→ **Tasks to perform**
(a) Rewrite the news article about the City Hall protest, starting at "Education advocate Emmanuel" and ending at "education in Philadelphia.", and change "Law Department" to "City Solicitor's Office".
(b) Go on with the news article about the education activists' protest at Councilman Brian O'Neill's office from the point where it stops.

→ **Selected passage**

Thursday, April 24, 2014
Inquirer Daily News

Protesters storm Councilman Brian O'Neill's office

A group of education activists made the mistake of targeting the wrong Councilman during a boisterous protest in City Hall this afternoon.

Protesters storm Councilman Brian O'Neill's office

UPDATED:

A group of education activists made the mistake of targeting the wrong Councilman during a boisterous protest in City Hall this afternoon.

More than a dozen marchers bee-lined their way up to Councilman Brian O’Neill’s office on the 5th floor with huge signs and a blaring blow horn to demand a meeting.

Education advocate Emmanuel Bussie, 45, said the group wanted to meet with O’Neill because they thought he voted against a resolution –introduced by Councilman Darrell Clarke in May –asking the Law Department to represent City Council in a lawsuit against Gov. Corbett, challenging the legality of the funding for public education in Philadelphia.

→ **Material**
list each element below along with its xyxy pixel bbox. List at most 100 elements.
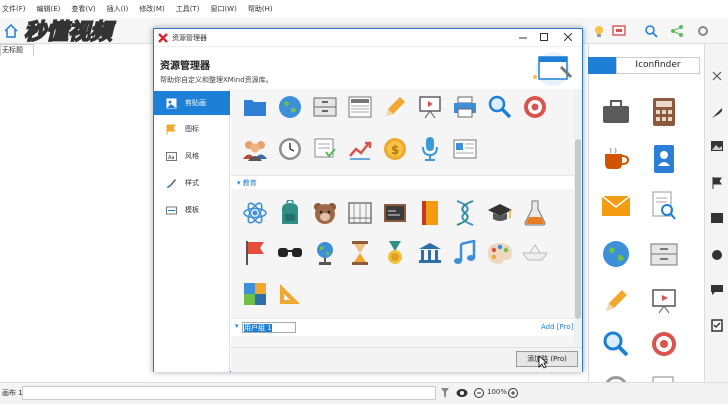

→ **Outputs by task**
(a)
Education advocate Emmanuel Bussie, 45, said the group wanted to meet with O’Neill because they thought he voted against a resolution –introduced by Councilman Darrell Clarke in May –asking the City Solicitor's Office to represent City Council in a lawsuit against Gov. Corbett, challenging the legality of the funding for public education in Philadelphia.

(b)
Yet the protesters had it all wrong. There was a nay vote cast by Councilman Jack Kelly not O’Neill.

According to the Clerk's Office there was an error in recording the votes which led protestors to believe O'Neill voted against the resolution, we later learned.

“I voted for it,” O’Neill said adding that he was in a meeting concerning capital projects at the time of the protest. “They were acting very unprofessional in my office. When you come in and go against somebody… you better know what you’re talking about.”

Within minutes the group was escorted out by police.

Watch the video of the protest inside of O’Neill’s office.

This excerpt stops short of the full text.